=== Written request ===
Print all the records exactly, please.

=== Given records ===
>> BEGIN

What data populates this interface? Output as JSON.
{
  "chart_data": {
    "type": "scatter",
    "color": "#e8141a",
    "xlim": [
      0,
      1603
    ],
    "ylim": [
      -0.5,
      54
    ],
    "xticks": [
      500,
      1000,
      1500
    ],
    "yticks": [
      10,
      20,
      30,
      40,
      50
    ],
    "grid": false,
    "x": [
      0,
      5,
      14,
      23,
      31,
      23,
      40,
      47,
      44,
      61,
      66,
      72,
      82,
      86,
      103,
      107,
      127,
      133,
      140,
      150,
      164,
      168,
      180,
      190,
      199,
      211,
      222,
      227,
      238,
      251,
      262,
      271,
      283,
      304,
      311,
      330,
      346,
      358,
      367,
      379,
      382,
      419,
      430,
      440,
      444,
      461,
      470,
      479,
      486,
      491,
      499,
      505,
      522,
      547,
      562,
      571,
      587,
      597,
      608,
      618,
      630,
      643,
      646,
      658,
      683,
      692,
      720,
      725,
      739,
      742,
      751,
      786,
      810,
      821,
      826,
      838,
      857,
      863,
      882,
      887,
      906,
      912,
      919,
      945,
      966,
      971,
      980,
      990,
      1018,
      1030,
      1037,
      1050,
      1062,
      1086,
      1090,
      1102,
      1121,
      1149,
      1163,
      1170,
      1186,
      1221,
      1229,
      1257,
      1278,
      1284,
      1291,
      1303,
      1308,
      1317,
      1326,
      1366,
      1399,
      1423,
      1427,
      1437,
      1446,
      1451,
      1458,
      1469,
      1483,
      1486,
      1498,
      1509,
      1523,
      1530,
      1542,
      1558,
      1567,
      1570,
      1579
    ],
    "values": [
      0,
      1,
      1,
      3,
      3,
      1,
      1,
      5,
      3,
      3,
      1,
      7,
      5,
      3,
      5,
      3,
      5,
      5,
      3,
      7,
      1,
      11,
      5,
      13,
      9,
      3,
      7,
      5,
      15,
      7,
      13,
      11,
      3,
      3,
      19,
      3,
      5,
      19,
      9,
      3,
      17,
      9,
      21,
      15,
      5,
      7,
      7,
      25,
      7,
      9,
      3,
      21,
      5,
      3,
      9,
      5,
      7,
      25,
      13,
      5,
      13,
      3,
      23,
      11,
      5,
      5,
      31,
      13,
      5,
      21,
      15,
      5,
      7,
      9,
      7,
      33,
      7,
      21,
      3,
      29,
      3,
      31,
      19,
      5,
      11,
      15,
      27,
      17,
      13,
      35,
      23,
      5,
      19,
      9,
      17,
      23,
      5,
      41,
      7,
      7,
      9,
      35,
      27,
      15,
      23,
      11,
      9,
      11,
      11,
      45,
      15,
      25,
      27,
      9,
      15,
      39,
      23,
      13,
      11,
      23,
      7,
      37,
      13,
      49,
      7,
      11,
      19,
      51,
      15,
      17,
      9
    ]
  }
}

>> END

=== Result ===
What data populates this interface? Output as JSON.
{
  "chart_data": {
    "type": "scatter",
    "color": "#e8141a",
    "xlim": [
      0,
      1603
    ],
    "ylim": [
      -0.5,
      54
    ],
    "xticks": [
      500,
      1000,
      1500
    ],
    "yticks": [
      10,
      20,
      30,
      40,
      50
    ],
    "grid": false,
    "x": [
      0,
      5,
      14,
      23,
      31,
      23,
      40,
      47,
      44,
      61,
      66,
      72,
      82,
      86,
      103,
      107,
      127,
      133,
      140,
      150,
      164,
      168,
      180,
      190,
      199,
      211,
      222,
      227,
      238,
      251,
      262,
      271,
      283,
      304,
      311,
      330,
      346,
      358,
      367,
      379,
      382,
      419,
      430,
      440,
      444,
      461,
      470,
      479,
      486,
      491,
      499,
      505,
      522,
      547,
      562,
      571,
      587,
      597,
      608,
      618,
      630,
      643,
      646,
      658,
      683,
      692,
      720,
      725,
      739,
      742,
      751,
      786,
      810,
      821,
      826,
      838,
      857,
      863,
      882,
      887,
      906,
      912,
      919,
      945,
      966,
      971,
      980,
      990,
      1018,
      1030,
      1037,
      1050,
      1062,
      1086,
      1090,
      1102,
      1121,
      1149,
      1163,
      1170,
      1186,
      1221,
      1229,
      1257,
      1278,
      1284,
      1291,
      1303,
      1308,
      1317,
      1326,
      1366,
      1399,
      1423,
      1427,
      1437,
      1446,
      1451,
      1458,
      1469,
      1483,
      1486,
      1498,
      1509,
      1523,
      1530,
      1542,
      1558,
      1567,
      1570,
      1579
    ],
    "values": [
      0,
      1,
      1,
      3,
      3,
      1,
      1,
      5,
      3,
      3,
      1,
      7,
      5,
      3,
      5,
      3,
      5,
      5,
      3,
      7,
      1,
      11,
      5,
      13,
      9,
      3,
      7,
      5,
      15,
      7,
      13,
      11,
      3,
      3,
      19,
      3,
      5,
      19,
      9,
      3,
      17,
      9,
      21,
      15,
      5,
      7,
      7,
      25,
      7,
      9,
      3,
      21,
      5,
      3,
      9,
      5,
      7,
      25,
      13,
      5,
      13,
      3,
      23,
      11,
      5,
      5,
      31,
      13,
      5,
      21,
      15,
      5,
      7,
      9,
      7,
      33,
      7,
      21,
      3,
      29,
      3,
      31,
      19,
      5,
      11,
      15,
      27,
      17,
      13,
      35,
      23,
      5,
      19,
      9,
      17,
      23,
      5,
      41,
      7,
      7,
      9,
      35,
      27,
      15,
      23,
      11,
      9,
      11,
      11,
      45,
      15,
      25,
      27,
      9,
      15,
      39,
      23,
      13,
      11,
      23,
      7,
      37,
      13,
      49,
      7,
      11,
      19,
      51,
      15,
      17,
      9
    ]
  }
}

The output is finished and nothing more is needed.